INPUT DATA>
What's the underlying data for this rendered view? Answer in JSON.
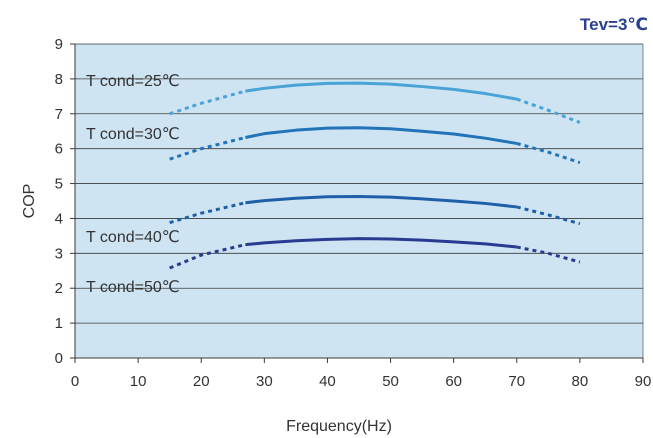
{
  "condition_label": "Tev=3℃",
  "colors": {
    "plot_background": "#cfe4f3",
    "grid": "#3a3a3a",
    "axis": "#3a3a3a",
    "condition_text": "#2a3f8f",
    "text": "#333333"
  },
  "chart_data": {
    "type": "line",
    "title": "",
    "xlabel": "Frequency(Hz)",
    "ylabel": "COP",
    "xlim": [
      0,
      90
    ],
    "ylim": [
      0,
      9
    ],
    "x_ticks": [
      0,
      10,
      20,
      30,
      40,
      50,
      60,
      70,
      80,
      90
    ],
    "y_ticks": [
      0,
      1,
      2,
      3,
      4,
      5,
      6,
      7,
      8,
      9
    ],
    "grid": "horizontal",
    "line_style_note": "dashed segments below 27 Hz and above 70 Hz",
    "series": [
      {
        "name": "T cond=25℃",
        "color": "#4aa3d6",
        "solid_range": [
          27,
          70
        ],
        "x": [
          15,
          20,
          27,
          30,
          35,
          40,
          45,
          50,
          55,
          60,
          65,
          70,
          75,
          80
        ],
        "y": [
          7.0,
          7.3,
          7.65,
          7.73,
          7.82,
          7.87,
          7.88,
          7.85,
          7.78,
          7.7,
          7.58,
          7.42,
          7.1,
          6.75
        ]
      },
      {
        "name": "T cond=30℃",
        "color": "#2273b8",
        "solid_range": [
          27,
          70
        ],
        "x": [
          15,
          20,
          27,
          30,
          35,
          40,
          45,
          50,
          55,
          60,
          65,
          70,
          75,
          80
        ],
        "y": [
          5.7,
          6.0,
          6.32,
          6.43,
          6.53,
          6.59,
          6.6,
          6.57,
          6.5,
          6.42,
          6.3,
          6.15,
          5.9,
          5.6
        ]
      },
      {
        "name": "T cond=40℃",
        "color": "#1f5fa8",
        "solid_range": [
          27,
          70
        ],
        "x": [
          15,
          20,
          27,
          30,
          35,
          40,
          45,
          50,
          55,
          60,
          65,
          70,
          75,
          80
        ],
        "y": [
          3.88,
          4.15,
          4.45,
          4.51,
          4.58,
          4.62,
          4.63,
          4.61,
          4.56,
          4.5,
          4.43,
          4.33,
          4.1,
          3.85
        ]
      },
      {
        "name": "T cond=50℃",
        "color": "#283b91",
        "solid_range": [
          27,
          70
        ],
        "x": [
          15,
          20,
          27,
          30,
          35,
          40,
          45,
          50,
          55,
          60,
          65,
          70,
          75,
          80
        ],
        "y": [
          2.58,
          2.95,
          3.25,
          3.3,
          3.36,
          3.4,
          3.42,
          3.41,
          3.38,
          3.33,
          3.27,
          3.18,
          3.0,
          2.75
        ]
      }
    ]
  }
}
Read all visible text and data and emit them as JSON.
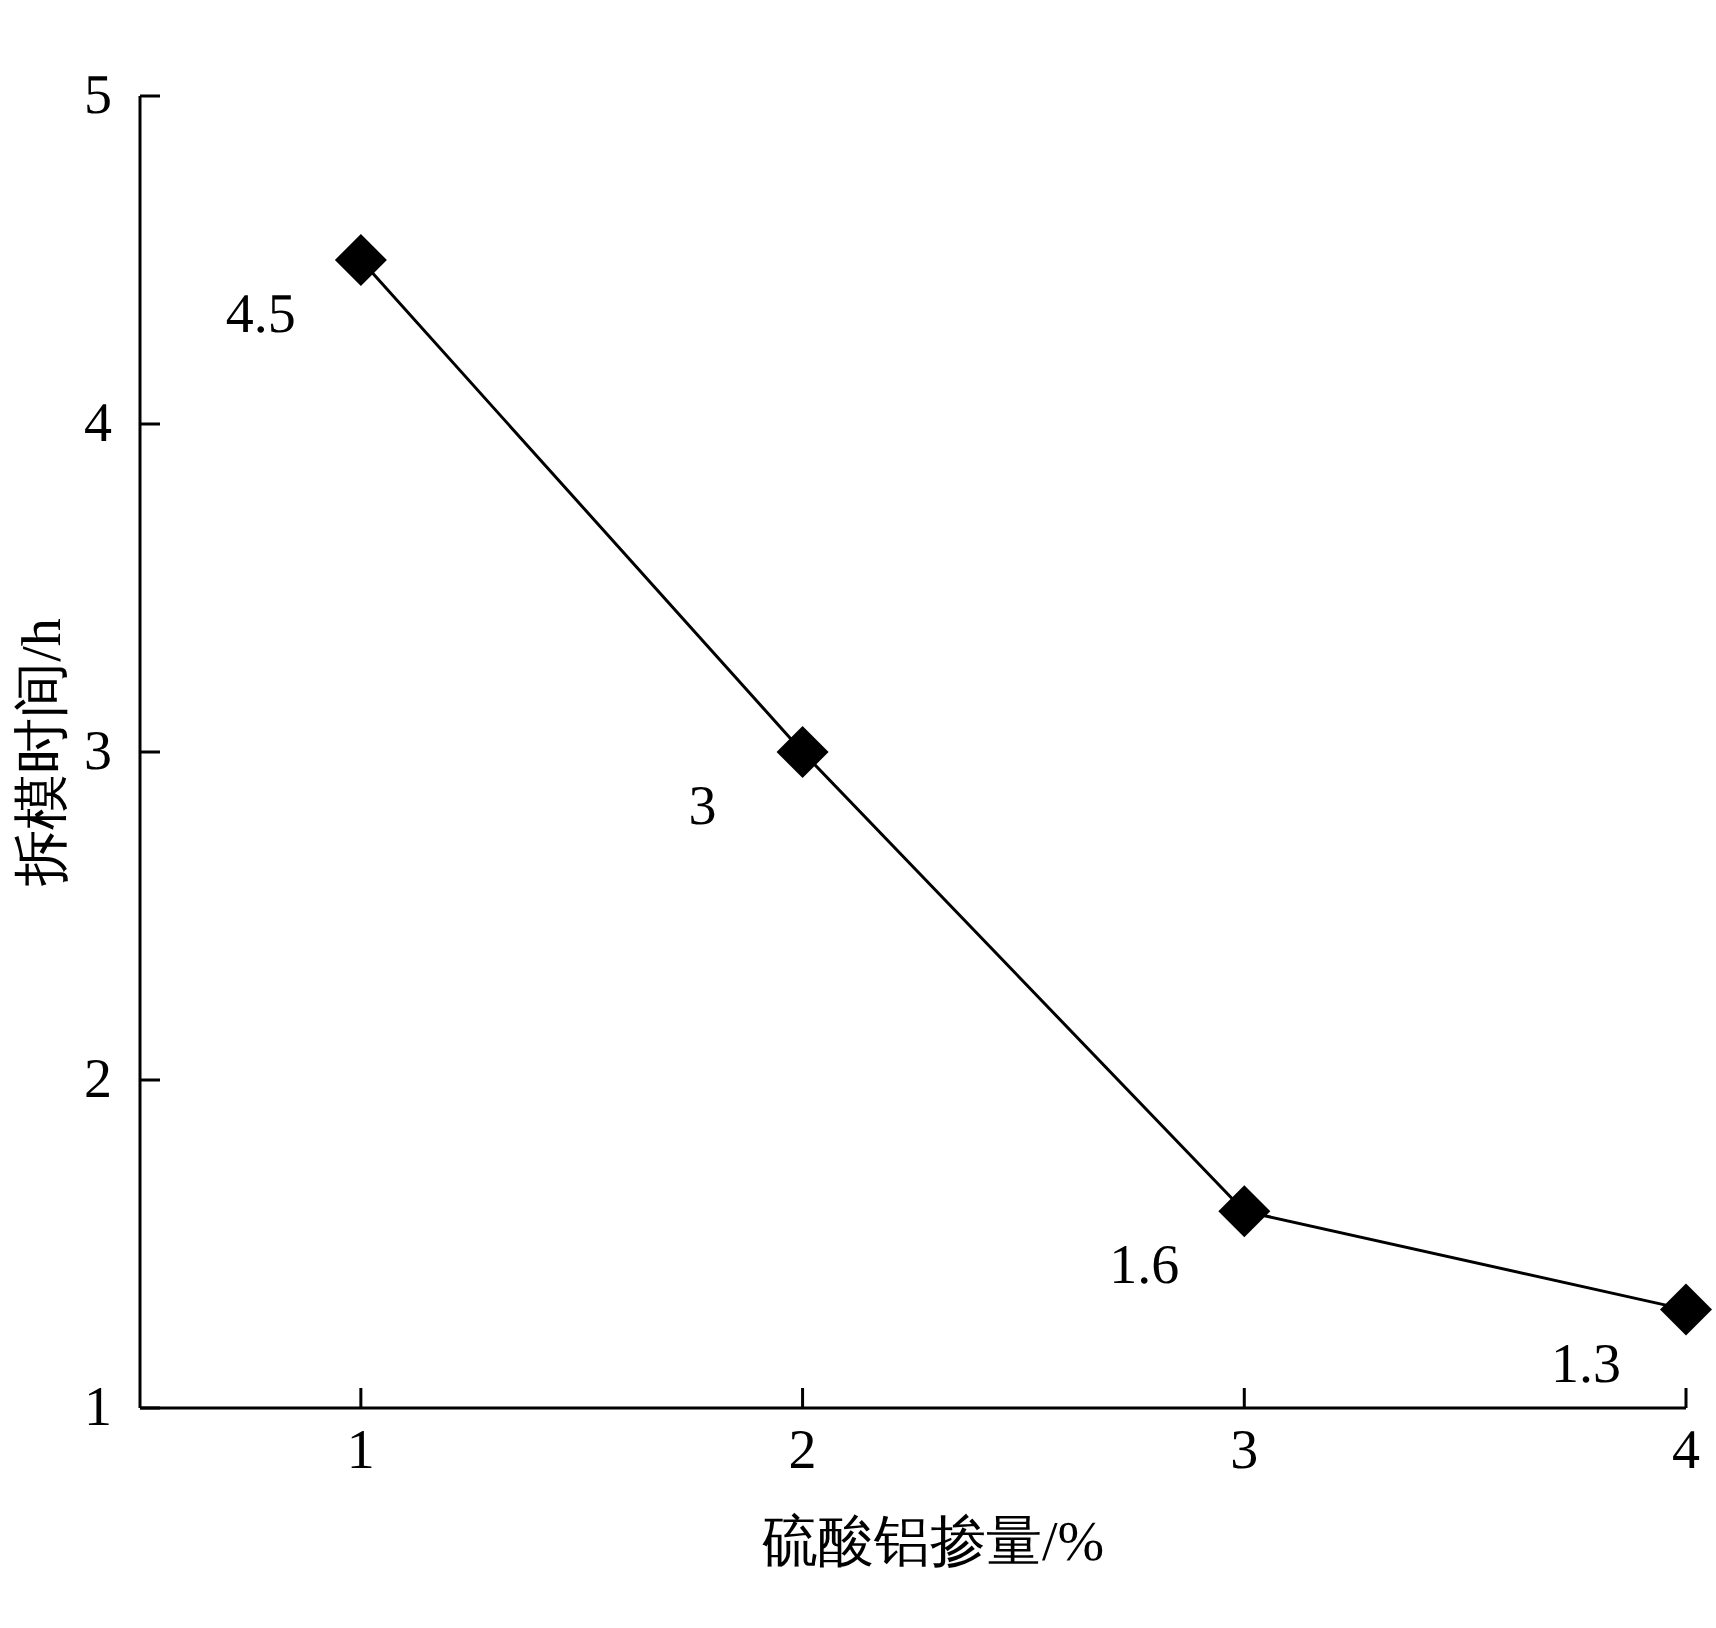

WRITTEN TASK> Quote the data above in full and without alteration; skip the pictures.

EXPECTED ANSWER>
What's the underlying data for this rendered view? Answer in JSON.
{
  "condition_label": "Tev=3℃",
  "colors": {
    "plot_background": "#cfe4f3",
    "grid": "#3a3a3a",
    "axis": "#3a3a3a",
    "condition_text": "#2a3f8f",
    "text": "#333333"
  },
  "chart_data": {
    "type": "line",
    "title": "",
    "xlabel": "Frequency(Hz)",
    "ylabel": "COP",
    "xlim": [
      0,
      90
    ],
    "ylim": [
      0,
      9
    ],
    "x_ticks": [
      0,
      10,
      20,
      30,
      40,
      50,
      60,
      70,
      80,
      90
    ],
    "y_ticks": [
      0,
      1,
      2,
      3,
      4,
      5,
      6,
      7,
      8,
      9
    ],
    "grid": "horizontal",
    "line_style_note": "dashed segments below 27 Hz and above 70 Hz",
    "series": [
      {
        "name": "T cond=25℃",
        "color": "#4aa3d6",
        "solid_range": [
          27,
          70
        ],
        "x": [
          15,
          20,
          27,
          30,
          35,
          40,
          45,
          50,
          55,
          60,
          65,
          70,
          75,
          80
        ],
        "y": [
          7.0,
          7.3,
          7.65,
          7.73,
          7.82,
          7.87,
          7.88,
          7.85,
          7.78,
          7.7,
          7.58,
          7.42,
          7.1,
          6.75
        ]
      },
      {
        "name": "T cond=30℃",
        "color": "#2273b8",
        "solid_range": [
          27,
          70
        ],
        "x": [
          15,
          20,
          27,
          30,
          35,
          40,
          45,
          50,
          55,
          60,
          65,
          70,
          75,
          80
        ],
        "y": [
          5.7,
          6.0,
          6.32,
          6.43,
          6.53,
          6.59,
          6.6,
          6.57,
          6.5,
          6.42,
          6.3,
          6.15,
          5.9,
          5.6
        ]
      },
      {
        "name": "T cond=40℃",
        "color": "#1f5fa8",
        "solid_range": [
          27,
          70
        ],
        "x": [
          15,
          20,
          27,
          30,
          35,
          40,
          45,
          50,
          55,
          60,
          65,
          70,
          75,
          80
        ],
        "y": [
          3.88,
          4.15,
          4.45,
          4.51,
          4.58,
          4.62,
          4.63,
          4.61,
          4.56,
          4.5,
          4.43,
          4.33,
          4.1,
          3.85
        ]
      },
      {
        "name": "T cond=50℃",
        "color": "#283b91",
        "solid_range": [
          27,
          70
        ],
        "x": [
          15,
          20,
          27,
          30,
          35,
          40,
          45,
          50,
          55,
          60,
          65,
          70,
          75,
          80
        ],
        "y": [
          2.58,
          2.95,
          3.25,
          3.3,
          3.36,
          3.4,
          3.42,
          3.41,
          3.38,
          3.33,
          3.27,
          3.18,
          3.0,
          2.75
        ]
      }
    ]
  }
}
Read all visible text and data and emit them as JSON.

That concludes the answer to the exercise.